**Supplied records:**
==*==

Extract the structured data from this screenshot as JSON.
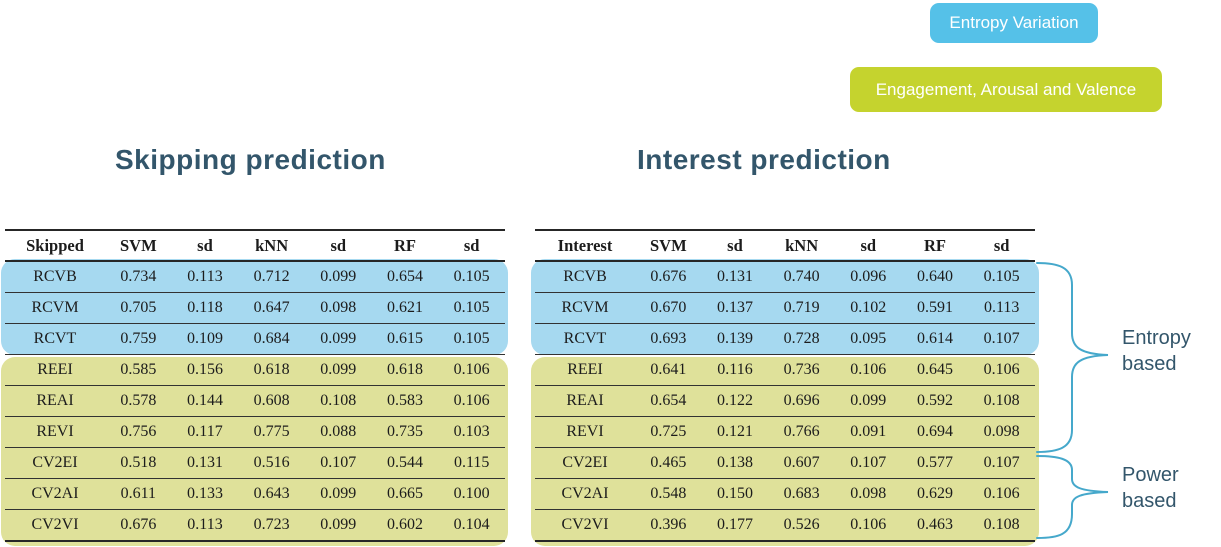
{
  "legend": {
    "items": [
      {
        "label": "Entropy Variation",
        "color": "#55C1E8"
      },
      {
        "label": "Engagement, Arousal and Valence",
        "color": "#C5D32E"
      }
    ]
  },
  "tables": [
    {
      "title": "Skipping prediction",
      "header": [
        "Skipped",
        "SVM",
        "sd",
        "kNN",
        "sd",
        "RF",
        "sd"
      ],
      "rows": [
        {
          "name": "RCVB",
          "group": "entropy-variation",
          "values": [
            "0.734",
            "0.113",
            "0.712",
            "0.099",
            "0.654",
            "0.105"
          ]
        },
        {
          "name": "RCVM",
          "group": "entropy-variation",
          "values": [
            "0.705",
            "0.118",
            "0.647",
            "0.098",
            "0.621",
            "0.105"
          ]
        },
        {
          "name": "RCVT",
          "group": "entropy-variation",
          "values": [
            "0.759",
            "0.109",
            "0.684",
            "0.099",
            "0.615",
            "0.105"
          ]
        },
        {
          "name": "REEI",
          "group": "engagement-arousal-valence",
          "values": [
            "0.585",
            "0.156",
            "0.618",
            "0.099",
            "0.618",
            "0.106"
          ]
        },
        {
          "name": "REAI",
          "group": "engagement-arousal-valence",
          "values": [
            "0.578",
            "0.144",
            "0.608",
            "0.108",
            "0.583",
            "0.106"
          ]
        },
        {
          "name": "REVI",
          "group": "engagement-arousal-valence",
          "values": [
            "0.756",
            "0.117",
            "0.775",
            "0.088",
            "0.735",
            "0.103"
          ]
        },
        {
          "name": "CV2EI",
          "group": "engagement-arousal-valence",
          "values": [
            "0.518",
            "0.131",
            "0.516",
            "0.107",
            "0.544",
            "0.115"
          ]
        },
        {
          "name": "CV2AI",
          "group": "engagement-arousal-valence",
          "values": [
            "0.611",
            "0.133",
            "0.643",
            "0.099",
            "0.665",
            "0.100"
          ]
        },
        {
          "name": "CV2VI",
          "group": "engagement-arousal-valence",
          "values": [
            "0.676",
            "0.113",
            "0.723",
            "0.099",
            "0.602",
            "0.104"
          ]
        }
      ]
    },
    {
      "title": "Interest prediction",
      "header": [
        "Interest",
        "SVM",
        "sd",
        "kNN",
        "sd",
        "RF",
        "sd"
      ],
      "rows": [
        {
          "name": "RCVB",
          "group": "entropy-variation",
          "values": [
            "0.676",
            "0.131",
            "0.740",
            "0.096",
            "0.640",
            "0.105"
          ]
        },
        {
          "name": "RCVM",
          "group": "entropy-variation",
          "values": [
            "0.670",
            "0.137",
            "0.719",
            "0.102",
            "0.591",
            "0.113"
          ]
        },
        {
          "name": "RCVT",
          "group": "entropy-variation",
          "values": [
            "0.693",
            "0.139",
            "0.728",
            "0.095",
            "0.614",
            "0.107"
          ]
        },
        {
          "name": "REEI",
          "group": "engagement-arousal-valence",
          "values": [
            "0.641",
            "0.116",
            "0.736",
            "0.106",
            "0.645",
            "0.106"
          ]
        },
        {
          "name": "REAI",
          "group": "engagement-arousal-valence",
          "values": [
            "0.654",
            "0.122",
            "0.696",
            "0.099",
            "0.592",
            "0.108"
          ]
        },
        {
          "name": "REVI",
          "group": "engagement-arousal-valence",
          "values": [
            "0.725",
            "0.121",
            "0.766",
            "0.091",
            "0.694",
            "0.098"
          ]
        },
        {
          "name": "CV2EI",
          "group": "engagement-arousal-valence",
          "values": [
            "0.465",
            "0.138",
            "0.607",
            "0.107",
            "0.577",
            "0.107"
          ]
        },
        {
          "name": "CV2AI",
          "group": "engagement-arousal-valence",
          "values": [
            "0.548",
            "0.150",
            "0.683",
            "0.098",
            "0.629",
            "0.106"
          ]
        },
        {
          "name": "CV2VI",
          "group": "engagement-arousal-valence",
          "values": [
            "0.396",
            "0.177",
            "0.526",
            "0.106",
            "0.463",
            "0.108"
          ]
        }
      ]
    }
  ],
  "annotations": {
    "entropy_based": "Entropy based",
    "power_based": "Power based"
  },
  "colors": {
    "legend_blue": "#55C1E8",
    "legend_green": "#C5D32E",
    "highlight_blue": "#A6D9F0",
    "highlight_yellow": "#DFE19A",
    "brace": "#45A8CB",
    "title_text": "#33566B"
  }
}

==*==

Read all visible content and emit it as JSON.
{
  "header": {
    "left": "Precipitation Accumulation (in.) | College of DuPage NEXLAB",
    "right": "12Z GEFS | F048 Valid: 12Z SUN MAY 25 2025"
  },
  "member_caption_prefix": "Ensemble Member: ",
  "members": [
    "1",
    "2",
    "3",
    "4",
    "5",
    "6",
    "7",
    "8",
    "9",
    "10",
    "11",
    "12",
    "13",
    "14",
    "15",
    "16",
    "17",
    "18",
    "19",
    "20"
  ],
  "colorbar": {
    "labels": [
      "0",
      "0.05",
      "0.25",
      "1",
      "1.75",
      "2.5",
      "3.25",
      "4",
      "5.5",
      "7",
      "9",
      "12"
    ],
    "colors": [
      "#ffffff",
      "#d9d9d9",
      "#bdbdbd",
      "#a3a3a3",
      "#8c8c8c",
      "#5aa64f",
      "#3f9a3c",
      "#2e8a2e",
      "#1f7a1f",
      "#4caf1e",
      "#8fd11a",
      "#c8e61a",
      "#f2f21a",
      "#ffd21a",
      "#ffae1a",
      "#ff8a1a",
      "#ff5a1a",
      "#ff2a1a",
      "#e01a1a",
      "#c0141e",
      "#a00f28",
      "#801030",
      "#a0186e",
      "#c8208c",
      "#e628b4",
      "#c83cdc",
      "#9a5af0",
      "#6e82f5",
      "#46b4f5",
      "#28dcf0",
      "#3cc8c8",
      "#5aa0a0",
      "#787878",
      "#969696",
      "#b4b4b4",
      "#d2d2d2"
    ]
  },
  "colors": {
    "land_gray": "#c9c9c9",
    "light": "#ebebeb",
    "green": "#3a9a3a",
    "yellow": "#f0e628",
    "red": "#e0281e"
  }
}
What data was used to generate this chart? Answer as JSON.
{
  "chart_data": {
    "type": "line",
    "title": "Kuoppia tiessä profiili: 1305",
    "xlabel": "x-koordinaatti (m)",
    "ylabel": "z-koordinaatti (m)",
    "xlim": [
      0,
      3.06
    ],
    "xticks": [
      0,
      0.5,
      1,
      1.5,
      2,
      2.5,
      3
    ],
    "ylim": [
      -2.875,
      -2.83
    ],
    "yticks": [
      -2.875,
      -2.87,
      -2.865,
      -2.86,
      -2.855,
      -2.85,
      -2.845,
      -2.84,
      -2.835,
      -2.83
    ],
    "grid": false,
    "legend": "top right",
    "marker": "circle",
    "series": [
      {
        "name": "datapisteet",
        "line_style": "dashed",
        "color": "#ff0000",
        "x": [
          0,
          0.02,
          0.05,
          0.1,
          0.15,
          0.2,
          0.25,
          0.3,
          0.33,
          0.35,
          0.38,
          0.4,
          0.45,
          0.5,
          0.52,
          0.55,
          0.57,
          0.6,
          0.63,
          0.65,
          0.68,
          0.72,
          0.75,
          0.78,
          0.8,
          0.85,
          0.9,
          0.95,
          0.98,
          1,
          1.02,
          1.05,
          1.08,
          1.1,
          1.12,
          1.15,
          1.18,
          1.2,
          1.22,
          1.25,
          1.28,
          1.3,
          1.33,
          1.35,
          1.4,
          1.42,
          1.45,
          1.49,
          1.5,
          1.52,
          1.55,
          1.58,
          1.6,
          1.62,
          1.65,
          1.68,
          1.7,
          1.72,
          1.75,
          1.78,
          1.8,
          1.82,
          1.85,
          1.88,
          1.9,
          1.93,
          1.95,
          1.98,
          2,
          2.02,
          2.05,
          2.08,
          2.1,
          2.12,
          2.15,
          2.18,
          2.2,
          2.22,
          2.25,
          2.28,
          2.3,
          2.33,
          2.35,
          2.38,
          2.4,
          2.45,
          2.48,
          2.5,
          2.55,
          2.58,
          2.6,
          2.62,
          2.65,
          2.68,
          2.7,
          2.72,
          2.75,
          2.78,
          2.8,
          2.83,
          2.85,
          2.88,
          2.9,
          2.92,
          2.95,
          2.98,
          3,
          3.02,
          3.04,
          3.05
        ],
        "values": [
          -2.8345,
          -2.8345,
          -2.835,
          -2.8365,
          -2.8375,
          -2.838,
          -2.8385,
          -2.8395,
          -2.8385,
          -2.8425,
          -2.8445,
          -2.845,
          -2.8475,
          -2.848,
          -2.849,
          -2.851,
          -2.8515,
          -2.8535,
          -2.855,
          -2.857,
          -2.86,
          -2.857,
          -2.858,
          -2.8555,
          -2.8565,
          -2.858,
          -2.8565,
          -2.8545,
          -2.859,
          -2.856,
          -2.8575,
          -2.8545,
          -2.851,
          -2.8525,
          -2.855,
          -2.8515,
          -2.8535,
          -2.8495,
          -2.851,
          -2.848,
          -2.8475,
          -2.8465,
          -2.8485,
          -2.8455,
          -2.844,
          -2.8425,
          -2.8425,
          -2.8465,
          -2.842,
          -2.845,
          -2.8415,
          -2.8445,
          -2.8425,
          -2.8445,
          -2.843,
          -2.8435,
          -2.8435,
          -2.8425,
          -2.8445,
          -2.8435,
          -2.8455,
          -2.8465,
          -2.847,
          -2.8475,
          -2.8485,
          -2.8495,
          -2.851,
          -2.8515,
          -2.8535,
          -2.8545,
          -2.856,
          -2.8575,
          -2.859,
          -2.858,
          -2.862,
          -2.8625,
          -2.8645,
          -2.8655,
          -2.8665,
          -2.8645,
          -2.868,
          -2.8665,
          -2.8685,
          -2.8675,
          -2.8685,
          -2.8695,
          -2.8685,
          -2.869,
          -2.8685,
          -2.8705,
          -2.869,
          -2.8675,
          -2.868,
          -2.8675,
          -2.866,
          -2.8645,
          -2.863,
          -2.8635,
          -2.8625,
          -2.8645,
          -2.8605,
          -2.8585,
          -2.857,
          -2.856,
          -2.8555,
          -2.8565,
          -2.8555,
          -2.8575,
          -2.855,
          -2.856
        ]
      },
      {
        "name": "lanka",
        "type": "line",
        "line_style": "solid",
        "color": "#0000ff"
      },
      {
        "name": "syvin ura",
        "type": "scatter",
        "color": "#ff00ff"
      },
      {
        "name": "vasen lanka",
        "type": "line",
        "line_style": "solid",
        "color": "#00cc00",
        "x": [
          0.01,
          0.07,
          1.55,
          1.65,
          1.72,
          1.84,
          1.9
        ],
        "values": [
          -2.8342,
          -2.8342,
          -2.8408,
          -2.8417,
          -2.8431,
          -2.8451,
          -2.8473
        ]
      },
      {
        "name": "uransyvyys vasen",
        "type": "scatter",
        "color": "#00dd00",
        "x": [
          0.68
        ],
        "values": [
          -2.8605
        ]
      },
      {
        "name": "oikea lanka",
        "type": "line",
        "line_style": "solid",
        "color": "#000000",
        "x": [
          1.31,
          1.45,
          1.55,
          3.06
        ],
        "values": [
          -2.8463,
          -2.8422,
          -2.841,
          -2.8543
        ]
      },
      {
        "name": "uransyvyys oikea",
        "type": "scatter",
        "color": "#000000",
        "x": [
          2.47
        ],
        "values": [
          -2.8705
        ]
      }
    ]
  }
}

==*==

**Stated task:** Pick every line with "this" in it and copy it.

**Complete response:**
Extract the structured data from this screenshot as JSON.
What data was used to generate this chart? Answer as JSON.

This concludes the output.